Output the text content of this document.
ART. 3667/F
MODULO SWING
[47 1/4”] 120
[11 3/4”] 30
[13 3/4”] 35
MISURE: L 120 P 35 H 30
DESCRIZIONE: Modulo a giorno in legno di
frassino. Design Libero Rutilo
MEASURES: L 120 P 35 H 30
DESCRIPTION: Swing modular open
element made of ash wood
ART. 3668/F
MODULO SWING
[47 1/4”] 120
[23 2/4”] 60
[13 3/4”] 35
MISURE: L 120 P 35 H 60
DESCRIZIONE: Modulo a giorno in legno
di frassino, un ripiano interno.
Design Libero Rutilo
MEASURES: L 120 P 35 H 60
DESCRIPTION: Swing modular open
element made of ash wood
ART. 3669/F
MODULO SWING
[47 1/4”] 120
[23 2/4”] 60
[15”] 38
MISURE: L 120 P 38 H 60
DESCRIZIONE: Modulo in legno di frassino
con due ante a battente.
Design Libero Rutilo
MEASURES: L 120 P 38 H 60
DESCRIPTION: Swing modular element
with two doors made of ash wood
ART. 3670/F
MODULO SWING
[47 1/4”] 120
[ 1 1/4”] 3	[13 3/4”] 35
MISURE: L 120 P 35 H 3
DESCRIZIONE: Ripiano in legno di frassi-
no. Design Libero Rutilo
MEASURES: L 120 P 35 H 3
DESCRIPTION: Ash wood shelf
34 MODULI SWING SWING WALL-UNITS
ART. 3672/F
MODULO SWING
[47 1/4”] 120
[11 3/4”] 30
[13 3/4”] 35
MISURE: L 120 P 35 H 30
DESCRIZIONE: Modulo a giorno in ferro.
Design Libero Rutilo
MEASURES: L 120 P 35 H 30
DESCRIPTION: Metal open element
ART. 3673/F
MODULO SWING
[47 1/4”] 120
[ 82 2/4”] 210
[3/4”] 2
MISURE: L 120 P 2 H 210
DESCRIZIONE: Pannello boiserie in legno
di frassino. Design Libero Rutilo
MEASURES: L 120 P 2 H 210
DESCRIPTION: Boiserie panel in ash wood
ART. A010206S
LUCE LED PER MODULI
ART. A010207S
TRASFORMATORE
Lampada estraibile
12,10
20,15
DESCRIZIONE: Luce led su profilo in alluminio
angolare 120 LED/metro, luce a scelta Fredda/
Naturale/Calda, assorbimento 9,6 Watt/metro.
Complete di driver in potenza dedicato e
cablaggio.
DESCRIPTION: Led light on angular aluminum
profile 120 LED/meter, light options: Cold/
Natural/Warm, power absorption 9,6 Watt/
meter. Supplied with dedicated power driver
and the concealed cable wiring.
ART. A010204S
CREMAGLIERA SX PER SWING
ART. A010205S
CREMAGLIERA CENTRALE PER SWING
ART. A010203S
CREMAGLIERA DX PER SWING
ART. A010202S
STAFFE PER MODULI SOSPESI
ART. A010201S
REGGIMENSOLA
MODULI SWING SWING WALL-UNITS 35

- - - - -

- _TO BE DONE_: Repeat the material above in full, keeping every word.

- _SOLUTION_:
Output the text content of this document.
ART. 3667/F
MODULO SWING
[47 1/4”] 120
[11 3/4”] 30
[13 3/4”] 35
MISURE: L 120 P 35 H 30
DESCRIZIONE: Modulo a giorno in legno di
frassino. Design Libero Rutilo
MEASURES: L 120 P 35 H 30
DESCRIPTION: Swing modular open
element made of ash wood
ART. 3668/F
MODULO SWING
[47 1/4”] 120
[23 2/4”] 60
[13 3/4”] 35
MISURE: L 120 P 35 H 60
DESCRIZIONE: Modulo a giorno in legno
di frassino, un ripiano interno.
Design Libero Rutilo
MEASURES: L 120 P 35 H 60
DESCRIPTION: Swing modular open
element made of ash wood
ART. 3669/F
MODULO SWING
[47 1/4”] 120
[23 2/4”] 60
[15”] 38
MISURE: L 120 P 38 H 60
DESCRIZIONE: Modulo in legno di frassino
con due ante a battente.
Design Libero Rutilo
MEASURES: L 120 P 38 H 60
DESCRIPTION: Swing modular element
with two doors made of ash wood
ART. 3670/F
MODULO SWING
[47 1/4”] 120
[ 1 1/4”] 3	[13 3/4”] 35
MISURE: L 120 P 35 H 3
DESCRIZIONE: Ripiano in legno di frassi-
no. Design Libero Rutilo
MEASURES: L 120 P 35 H 3
DESCRIPTION: Ash wood shelf
34 MODULI SWING SWING WALL-UNITS
ART. 3672/F
MODULO SWING
[47 1/4”] 120
[11 3/4”] 30
[13 3/4”] 35
MISURE: L 120 P 35 H 30
DESCRIZIONE: Modulo a giorno in ferro.
Design Libero Rutilo
MEASURES: L 120 P 35 H 30
DESCRIPTION: Metal open element
ART. 3673/F
MODULO SWING
[47 1/4”] 120
[ 82 2/4”] 210
[3/4”] 2
MISURE: L 120 P 2 H 210
DESCRIZIONE: Pannello boiserie in legno
di frassino. Design Libero Rutilo
MEASURES: L 120 P 2 H 210
DESCRIPTION: Boiserie panel in ash wood
ART. A010206S
LUCE LED PER MODULI
ART. A010207S
TRASFORMATORE
Lampada estraibile
12,10
20,15
DESCRIZIONE: Luce led su profilo in alluminio
angolare 120 LED/metro, luce a scelta Fredda/
Naturale/Calda, assorbimento 9,6 Watt/metro.
Complete di driver in potenza dedicato e
cablaggio.
DESCRIPTION: Led light on angular aluminum
profile 120 LED/meter, light options: Cold/
Natural/Warm, power absorption 9,6 Watt/
meter. Supplied with dedicated power driver
and the concealed cable wiring.
ART. A010204S
CREMAGLIERA SX PER SWING
ART. A010205S
CREMAGLIERA CENTRALE PER SWING
ART. A010203S
CREMAGLIERA DX PER SWING
ART. A010202S
STAFFE PER MODULI SOSPESI
ART. A010201S
REGGIMENSOLA
MODULI SWING SWING WALL-UNITS 35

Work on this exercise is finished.